» **Goal**: Leave out every picture, then transcribe the rest of the listing exactly.

» **Extracted data**:
^^^^^^^^^^^^^^^^

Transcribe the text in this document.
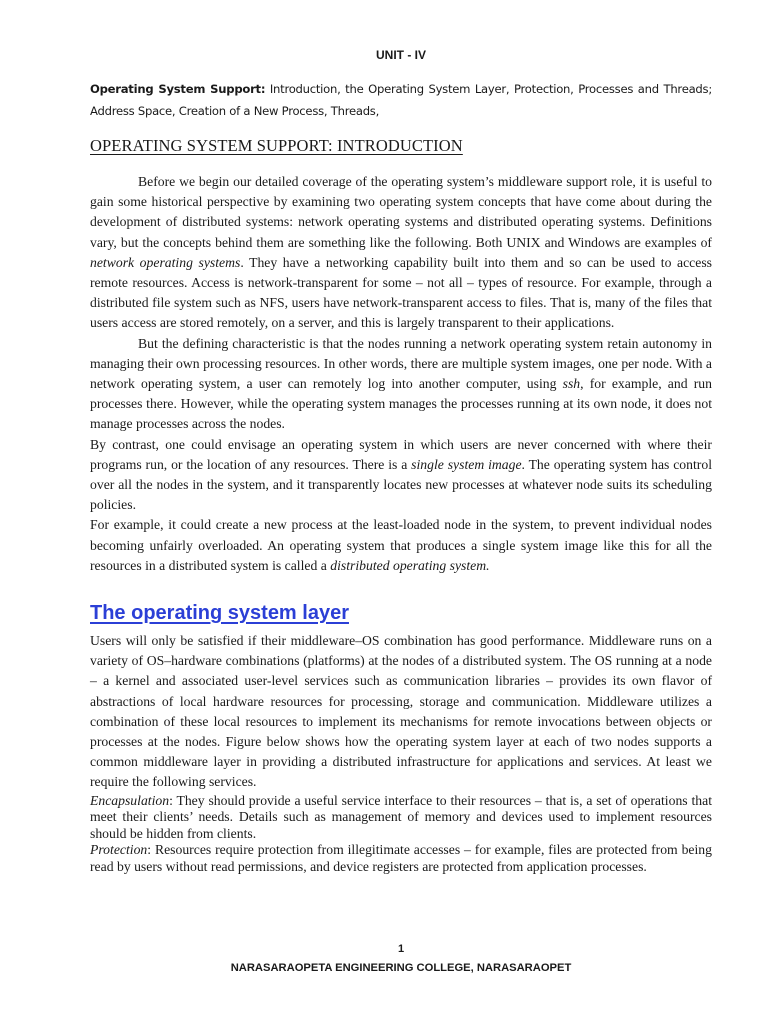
UNIT - IV
Operating System Support: Introduction, the Operating System Layer, Protection, Processes and Threads; Address Space, Creation of a New Process, Threads,
OPERATING SYSTEM SUPPORT: INTRODUCTION

Before we begin our detailed coverage of the operating system’s middleware support role, it is useful to gain some historical perspective by examining two operating system concepts that have come about during the development of distributed systems: network operating systems and distributed operating systems. Definitions vary, but the concepts behind them are something like the following. Both UNIX and Windows are examples of network operating systems. They have a networking capability built into them and so can be used to access remote resources. Access is network-transparent for some – not all – types of resource. For example, through a distributed file system such as NFS, users have network-transparent access to files. That is, many of the files that users access are stored remotely, on a server, and this is largely transparent to their applications.

But the defining characteristic is that the nodes running a network operating system retain autonomy in managing their own processing resources. In other words, there are multiple system images, one per node. With a network operating system, a user can remotely log into another computer, using ssh, for example, and run processes there. However, while the operating system manages the processes running at its own node, it does not manage processes across the nodes.

By contrast, one could envisage an operating system in which users are never concerned with where their programs run, or the location of any resources. There is a single system image. The operating system has control over all the nodes in the system, and it transparently locates new processes at whatever node suits its scheduling policies.

For example, it could create a new process at the least-loaded node in the system, to prevent individual nodes becoming unfairly overloaded. An operating system that produces a single system image like this for all the resources in a distributed system is called a distributed operating system.

The operating system layer

Users will only be satisfied if their middleware–OS combination has good performance. Middleware runs on a variety of OS–hardware combinations (platforms) at the nodes of a distributed system. The OS running at a node – a kernel and associated user-level services such as communication libraries – provides its own flavor of abstractions of local hardware resources for processing, storage and communication. Middleware utilizes a combination of these local resources to implement its mechanisms for remote invocations between objects or processes at the nodes. Figure below shows how the operating system layer at each of two nodes supports a common middleware layer in providing a distributed infrastructure for applications and services. At least we require the following services.

Encapsulation: They should provide a useful service interface to their resources – that is, a set of operations that meet their clients’ needs. Details such as management of memory and devices used to implement resources should be hidden from clients.

Protection: Resources require protection from illegitimate accesses – for example, files are protected from being read by users without read permissions, and device registers are protected from application processes.

1
NARASARAOPETA ENGINEERING COLLEGE, NARASARAOPET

^^^^^^^^^^^^^^^^

» **Final result**:
Transcribe the text in this document.
UNIT - IV
Operating System Support: Introduction, the Operating System Layer, Protection, Processes and Threads; Address Space, Creation of a New Process, Threads,
OPERATING SYSTEM SUPPORT: INTRODUCTION

Before we begin our detailed coverage of the operating system’s middleware support role, it is useful to gain some historical perspective by examining two operating system concepts that have come about during the development of distributed systems: network operating systems and distributed operating systems. Definitions vary, but the concepts behind them are something like the following. Both UNIX and Windows are examples of network operating systems. They have a networking capability built into them and so can be used to access remote resources. Access is network-transparent for some – not all – types of resource. For example, through a distributed file system such as NFS, users have network-transparent access to files. That is, many of the files that users access are stored remotely, on a server, and this is largely transparent to their applications.

But the defining characteristic is that the nodes running a network operating system retain autonomy in managing their own processing resources. In other words, there are multiple system images, one per node. With a network operating system, a user can remotely log into another computer, using ssh, for example, and run processes there. However, while the operating system manages the processes running at its own node, it does not manage processes across the nodes.

By contrast, one could envisage an operating system in which users are never concerned with where their programs run, or the location of any resources. There is a single system image. The operating system has control over all the nodes in the system, and it transparently locates new processes at whatever node suits its scheduling policies.

For example, it could create a new process at the least-loaded node in the system, to prevent individual nodes becoming unfairly overloaded. An operating system that produces a single system image like this for all the resources in a distributed system is called a distributed operating system.

The operating system layer

Users will only be satisfied if their middleware–OS combination has good performance. Middleware runs on a variety of OS–hardware combinations (platforms) at the nodes of a distributed system. The OS running at a node – a kernel and associated user-level services such as communication libraries – provides its own flavor of abstractions of local hardware resources for processing, storage and communication. Middleware utilizes a combination of these local resources to implement its mechanisms for remote invocations between objects or processes at the nodes. Figure below shows how the operating system layer at each of two nodes supports a common middleware layer in providing a distributed infrastructure for applications and services. At least we require the following services.

Encapsulation: They should provide a useful service interface to their resources – that is, a set of operations that meet their clients’ needs. Details such as management of memory and devices used to implement resources should be hidden from clients.

Protection: Resources require protection from illegitimate accesses – for example, files are protected from being read by users without read permissions, and device registers are protected from application processes.

1
NARASARAOPETA ENGINEERING COLLEGE, NARASARAOPET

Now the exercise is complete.